*Source document*.
☆ ☆ ☆ ☆ ☆ ☆ ☆
Their first stop was in England, where they assisted in the
establishment of the British Wright Co. Along with the establish
of the new company, the British government made a lump-sum payment
of 15,000 pounds as settlement of all unauthorized use of the
Wright patent in England.
The next stop was in Germany. They arrived just in time to hear
that the German Supreme Court uphold "with great regret" the
earlier ruling of the German patent office that the Wrights
forfeited all rights to their patent because of "prior disclosure."
They did throw the Wrights a bone by recognizing the fact that
they were the inventors of wingwarping and had patent control
of the combined use of wingwarping with a vertical rudder.
It was then on to Paris for a week. There, the French High Court
announced a ruling that seemed to favor the Wrights, but once
again the judges allowed a defense motion to create another
panel of experts to review "prior art."
Wilbur, before his death, maintained that the claim of prior
art was "absolutely rot." "The art was at an absolute standstill
in France from 1897 till 1902, when we invented our method of
control. The patent was not published till June 1904. It was
only after reading it that they began to apply our system."
It would turn out that the lawyers involved on both sides would
manage to drag out the case without resolution until the Wrights'
French patent expired in 1917.
Orville and his sister sailed for home on March 9. Good news
awaited them. Judge Hazel on February 27, handed down his decision
upholding the Wright patent. Curtiss was enjoined from manufacture,
sale and exhibition of airplanes.
Not surprisingly, Curtiss appealed and was again allowed to
continue operations.
On January 13, 1914, the U.S. Circuit Court of Appeals affirmed
the Wrights "as pioneers in the practical art of flying heavier-than-air
machines." Orville was pleased with this decision and believed
it provided total vindication for all of Wilbur's and his hard
work.
Every airplane that flies today does so by use of devices and
discoveries first made by the Wright brothers.
☆ ☆ ☆ ☆ ☆ ☆ ☆
*Tasks to perform*.
a. According to the passage on the Wright patent disputes, how much did the British government pay to settle unauthorized use of the Wright patent in England?
b. List every court or patent office that the passage on the Wright patent disputes names.

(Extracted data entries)
☆ ☆ ☆ ☆ ☆ ☆ ☆
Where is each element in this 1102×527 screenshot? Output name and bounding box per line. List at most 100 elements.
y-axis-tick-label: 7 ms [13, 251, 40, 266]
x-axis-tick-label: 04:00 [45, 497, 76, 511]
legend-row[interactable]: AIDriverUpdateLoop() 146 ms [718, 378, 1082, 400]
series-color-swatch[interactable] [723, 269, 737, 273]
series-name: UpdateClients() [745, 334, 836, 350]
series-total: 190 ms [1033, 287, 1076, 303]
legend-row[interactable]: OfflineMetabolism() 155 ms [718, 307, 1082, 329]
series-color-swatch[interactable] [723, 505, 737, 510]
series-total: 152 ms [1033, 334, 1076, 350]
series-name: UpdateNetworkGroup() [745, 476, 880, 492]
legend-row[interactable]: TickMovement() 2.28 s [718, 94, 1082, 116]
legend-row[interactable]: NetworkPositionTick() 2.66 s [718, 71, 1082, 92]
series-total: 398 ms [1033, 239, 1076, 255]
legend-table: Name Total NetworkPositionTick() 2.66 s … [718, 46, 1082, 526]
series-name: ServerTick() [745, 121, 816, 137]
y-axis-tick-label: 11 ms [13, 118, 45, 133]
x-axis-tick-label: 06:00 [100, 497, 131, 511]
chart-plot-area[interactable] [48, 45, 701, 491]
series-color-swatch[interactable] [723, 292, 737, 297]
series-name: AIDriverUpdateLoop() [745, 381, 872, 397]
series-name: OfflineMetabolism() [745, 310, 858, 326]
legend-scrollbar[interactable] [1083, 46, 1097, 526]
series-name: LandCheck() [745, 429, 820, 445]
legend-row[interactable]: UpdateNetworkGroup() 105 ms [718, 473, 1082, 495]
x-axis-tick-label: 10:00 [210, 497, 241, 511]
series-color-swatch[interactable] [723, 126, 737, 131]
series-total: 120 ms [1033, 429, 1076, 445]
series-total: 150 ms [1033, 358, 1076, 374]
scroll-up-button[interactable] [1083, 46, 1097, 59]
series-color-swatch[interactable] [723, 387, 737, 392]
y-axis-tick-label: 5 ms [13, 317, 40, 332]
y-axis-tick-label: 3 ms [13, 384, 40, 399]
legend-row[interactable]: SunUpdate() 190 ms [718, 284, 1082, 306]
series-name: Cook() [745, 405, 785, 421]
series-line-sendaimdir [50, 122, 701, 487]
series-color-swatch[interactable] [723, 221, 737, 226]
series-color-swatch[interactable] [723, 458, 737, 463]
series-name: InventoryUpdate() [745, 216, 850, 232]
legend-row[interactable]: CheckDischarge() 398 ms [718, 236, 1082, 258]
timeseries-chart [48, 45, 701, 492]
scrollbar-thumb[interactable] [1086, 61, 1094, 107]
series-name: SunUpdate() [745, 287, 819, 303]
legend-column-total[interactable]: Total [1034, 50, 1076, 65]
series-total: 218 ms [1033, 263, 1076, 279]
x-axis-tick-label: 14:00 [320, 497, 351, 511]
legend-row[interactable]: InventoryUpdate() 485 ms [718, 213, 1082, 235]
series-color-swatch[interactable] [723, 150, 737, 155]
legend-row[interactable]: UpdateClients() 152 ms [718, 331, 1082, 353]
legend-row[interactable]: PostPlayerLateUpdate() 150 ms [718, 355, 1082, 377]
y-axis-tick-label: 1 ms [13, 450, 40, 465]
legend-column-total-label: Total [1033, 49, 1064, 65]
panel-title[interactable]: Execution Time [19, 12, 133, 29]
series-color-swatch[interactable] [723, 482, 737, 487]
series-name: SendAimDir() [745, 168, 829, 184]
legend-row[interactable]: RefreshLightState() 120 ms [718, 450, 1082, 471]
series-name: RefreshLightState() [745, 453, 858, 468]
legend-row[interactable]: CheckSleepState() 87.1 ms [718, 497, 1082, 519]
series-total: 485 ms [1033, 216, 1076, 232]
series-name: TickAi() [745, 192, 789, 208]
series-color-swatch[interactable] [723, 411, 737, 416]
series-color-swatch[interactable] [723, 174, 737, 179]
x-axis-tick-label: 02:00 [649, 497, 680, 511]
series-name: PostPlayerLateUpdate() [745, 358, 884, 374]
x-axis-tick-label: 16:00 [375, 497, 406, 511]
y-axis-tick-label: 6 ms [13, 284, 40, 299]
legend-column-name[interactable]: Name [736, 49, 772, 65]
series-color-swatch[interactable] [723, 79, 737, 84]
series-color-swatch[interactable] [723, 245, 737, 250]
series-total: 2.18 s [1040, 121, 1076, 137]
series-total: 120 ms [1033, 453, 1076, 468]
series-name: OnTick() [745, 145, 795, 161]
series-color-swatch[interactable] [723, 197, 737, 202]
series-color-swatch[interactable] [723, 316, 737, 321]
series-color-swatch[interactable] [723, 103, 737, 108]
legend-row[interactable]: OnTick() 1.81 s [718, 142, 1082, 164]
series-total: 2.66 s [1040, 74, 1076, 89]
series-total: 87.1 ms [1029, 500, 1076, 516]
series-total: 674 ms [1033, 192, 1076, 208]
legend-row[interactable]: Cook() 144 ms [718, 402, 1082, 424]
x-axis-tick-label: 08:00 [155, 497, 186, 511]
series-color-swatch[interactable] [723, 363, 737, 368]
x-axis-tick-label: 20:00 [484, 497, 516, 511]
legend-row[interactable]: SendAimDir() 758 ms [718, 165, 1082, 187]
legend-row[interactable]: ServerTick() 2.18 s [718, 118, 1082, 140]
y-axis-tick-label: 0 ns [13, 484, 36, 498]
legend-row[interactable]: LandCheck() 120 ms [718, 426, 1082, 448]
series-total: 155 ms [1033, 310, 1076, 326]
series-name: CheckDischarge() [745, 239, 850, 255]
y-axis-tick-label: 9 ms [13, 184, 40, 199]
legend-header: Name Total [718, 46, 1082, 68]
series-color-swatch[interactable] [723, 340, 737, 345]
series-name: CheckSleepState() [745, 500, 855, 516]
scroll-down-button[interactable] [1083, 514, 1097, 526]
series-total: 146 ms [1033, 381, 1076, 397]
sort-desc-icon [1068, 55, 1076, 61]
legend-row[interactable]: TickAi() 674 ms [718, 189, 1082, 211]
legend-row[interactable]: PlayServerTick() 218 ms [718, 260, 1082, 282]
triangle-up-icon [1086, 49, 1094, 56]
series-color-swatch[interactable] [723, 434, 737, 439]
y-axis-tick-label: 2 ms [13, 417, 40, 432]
☆ ☆ ☆ ☆ ☆ ☆ ☆
*Task-by-task outputs*.
a. A lump sum of 15,000 pounds.

b. German Supreme Court, German patent office, French High Court, U.S. Circuit Court of Appeals